→ Task goal:
Count the lines below that contain the word "取上清液作为", and reply with only that number.

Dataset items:
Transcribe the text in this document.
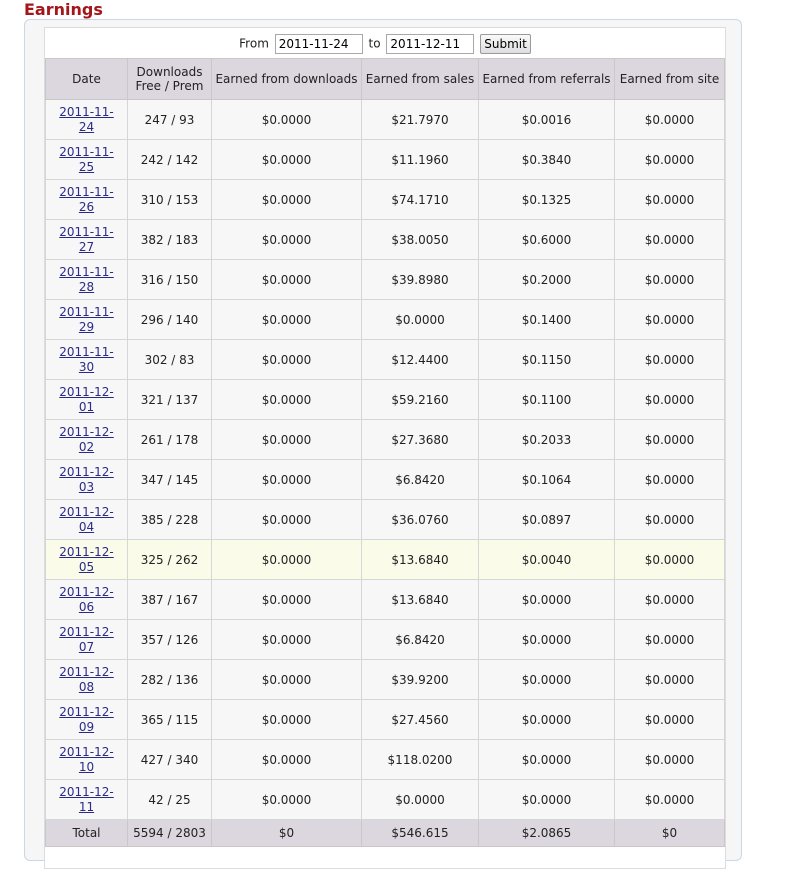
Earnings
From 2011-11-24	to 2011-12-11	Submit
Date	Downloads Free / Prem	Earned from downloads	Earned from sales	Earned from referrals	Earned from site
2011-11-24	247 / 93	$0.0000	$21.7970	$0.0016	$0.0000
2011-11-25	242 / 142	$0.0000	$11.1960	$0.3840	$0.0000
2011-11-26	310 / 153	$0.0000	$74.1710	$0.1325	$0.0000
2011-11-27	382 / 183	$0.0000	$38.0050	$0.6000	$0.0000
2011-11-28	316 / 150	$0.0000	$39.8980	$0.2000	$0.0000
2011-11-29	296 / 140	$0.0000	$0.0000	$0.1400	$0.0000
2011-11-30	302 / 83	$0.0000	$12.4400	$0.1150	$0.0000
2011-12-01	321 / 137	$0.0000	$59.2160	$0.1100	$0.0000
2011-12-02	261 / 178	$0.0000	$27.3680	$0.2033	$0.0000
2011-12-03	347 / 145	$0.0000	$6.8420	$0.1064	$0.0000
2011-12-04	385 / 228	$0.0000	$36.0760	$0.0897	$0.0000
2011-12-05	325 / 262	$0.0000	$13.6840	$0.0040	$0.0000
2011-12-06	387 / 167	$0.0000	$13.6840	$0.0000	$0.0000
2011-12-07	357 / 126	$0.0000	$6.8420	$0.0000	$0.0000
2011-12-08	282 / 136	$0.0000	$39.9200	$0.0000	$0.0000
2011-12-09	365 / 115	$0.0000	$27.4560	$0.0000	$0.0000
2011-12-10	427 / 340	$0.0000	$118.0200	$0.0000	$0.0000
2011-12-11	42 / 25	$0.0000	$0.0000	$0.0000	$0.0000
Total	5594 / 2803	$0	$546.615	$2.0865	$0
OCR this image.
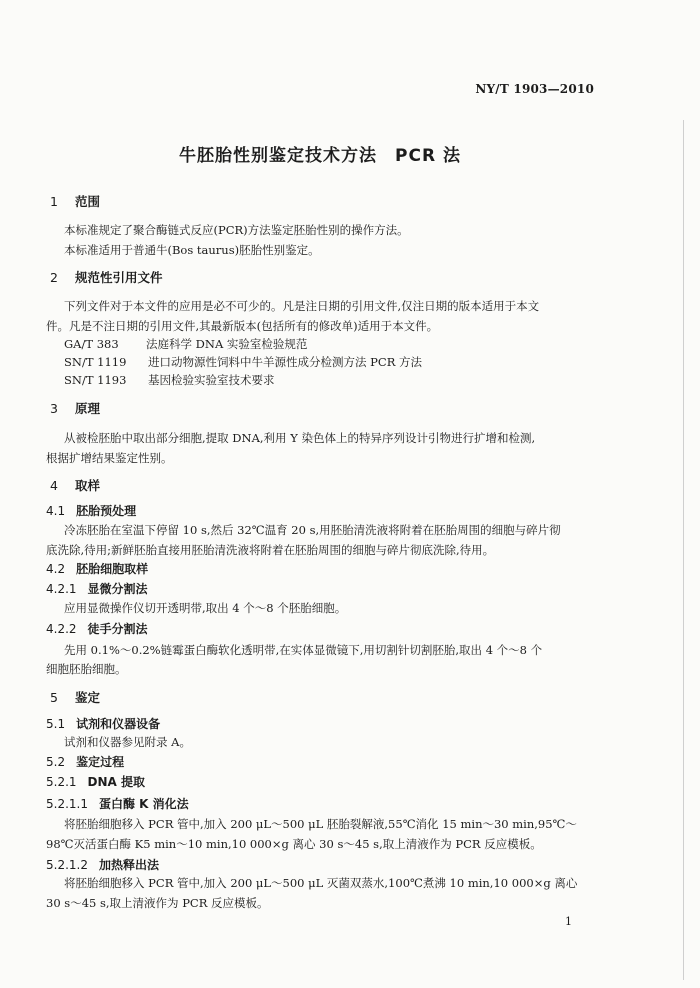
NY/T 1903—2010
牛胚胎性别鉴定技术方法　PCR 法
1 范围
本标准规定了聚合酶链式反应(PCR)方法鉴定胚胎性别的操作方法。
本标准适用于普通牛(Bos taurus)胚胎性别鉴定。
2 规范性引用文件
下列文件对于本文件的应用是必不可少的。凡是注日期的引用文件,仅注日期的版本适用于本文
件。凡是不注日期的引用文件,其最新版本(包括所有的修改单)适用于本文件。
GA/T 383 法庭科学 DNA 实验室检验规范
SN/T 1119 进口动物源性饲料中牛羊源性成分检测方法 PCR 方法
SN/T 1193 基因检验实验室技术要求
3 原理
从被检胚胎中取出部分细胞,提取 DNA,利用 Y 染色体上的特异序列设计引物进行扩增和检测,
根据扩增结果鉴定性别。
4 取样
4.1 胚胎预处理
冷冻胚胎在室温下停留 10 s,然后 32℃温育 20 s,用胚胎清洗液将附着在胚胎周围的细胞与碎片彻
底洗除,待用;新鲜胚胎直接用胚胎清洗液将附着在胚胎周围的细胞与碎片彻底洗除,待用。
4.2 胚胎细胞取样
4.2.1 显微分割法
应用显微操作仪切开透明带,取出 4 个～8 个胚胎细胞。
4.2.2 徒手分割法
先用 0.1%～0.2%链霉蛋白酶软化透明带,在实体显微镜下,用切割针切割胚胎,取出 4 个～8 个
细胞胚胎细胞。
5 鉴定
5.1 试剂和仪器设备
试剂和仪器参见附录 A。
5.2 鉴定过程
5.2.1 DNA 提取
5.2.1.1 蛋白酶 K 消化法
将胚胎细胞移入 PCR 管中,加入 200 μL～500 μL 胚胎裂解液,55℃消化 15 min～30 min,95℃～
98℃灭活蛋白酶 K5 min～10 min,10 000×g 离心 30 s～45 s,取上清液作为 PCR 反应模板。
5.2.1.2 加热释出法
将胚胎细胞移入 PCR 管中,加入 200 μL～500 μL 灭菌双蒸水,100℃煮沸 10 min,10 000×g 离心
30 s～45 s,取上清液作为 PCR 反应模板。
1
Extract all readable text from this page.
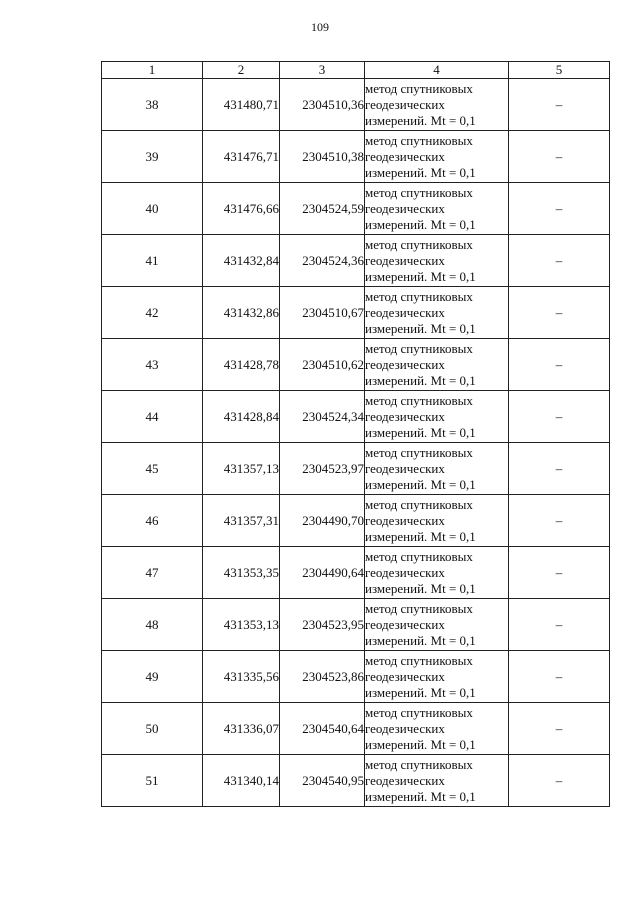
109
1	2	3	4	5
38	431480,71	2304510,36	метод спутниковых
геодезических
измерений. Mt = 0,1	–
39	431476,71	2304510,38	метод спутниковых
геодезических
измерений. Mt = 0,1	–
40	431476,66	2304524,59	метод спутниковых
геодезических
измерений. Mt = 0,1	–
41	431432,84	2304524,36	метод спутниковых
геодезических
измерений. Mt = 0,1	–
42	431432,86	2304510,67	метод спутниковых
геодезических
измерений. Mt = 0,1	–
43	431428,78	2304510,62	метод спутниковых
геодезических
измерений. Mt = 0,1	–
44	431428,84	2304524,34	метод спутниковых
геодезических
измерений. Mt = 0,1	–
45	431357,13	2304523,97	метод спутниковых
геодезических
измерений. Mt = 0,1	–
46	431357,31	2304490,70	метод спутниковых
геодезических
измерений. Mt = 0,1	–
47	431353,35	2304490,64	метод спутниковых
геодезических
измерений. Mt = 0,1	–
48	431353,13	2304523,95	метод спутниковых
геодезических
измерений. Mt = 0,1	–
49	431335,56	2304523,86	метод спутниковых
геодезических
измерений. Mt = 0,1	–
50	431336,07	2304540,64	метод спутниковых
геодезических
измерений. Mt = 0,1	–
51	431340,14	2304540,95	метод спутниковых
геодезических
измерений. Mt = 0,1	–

→ Solution below:
2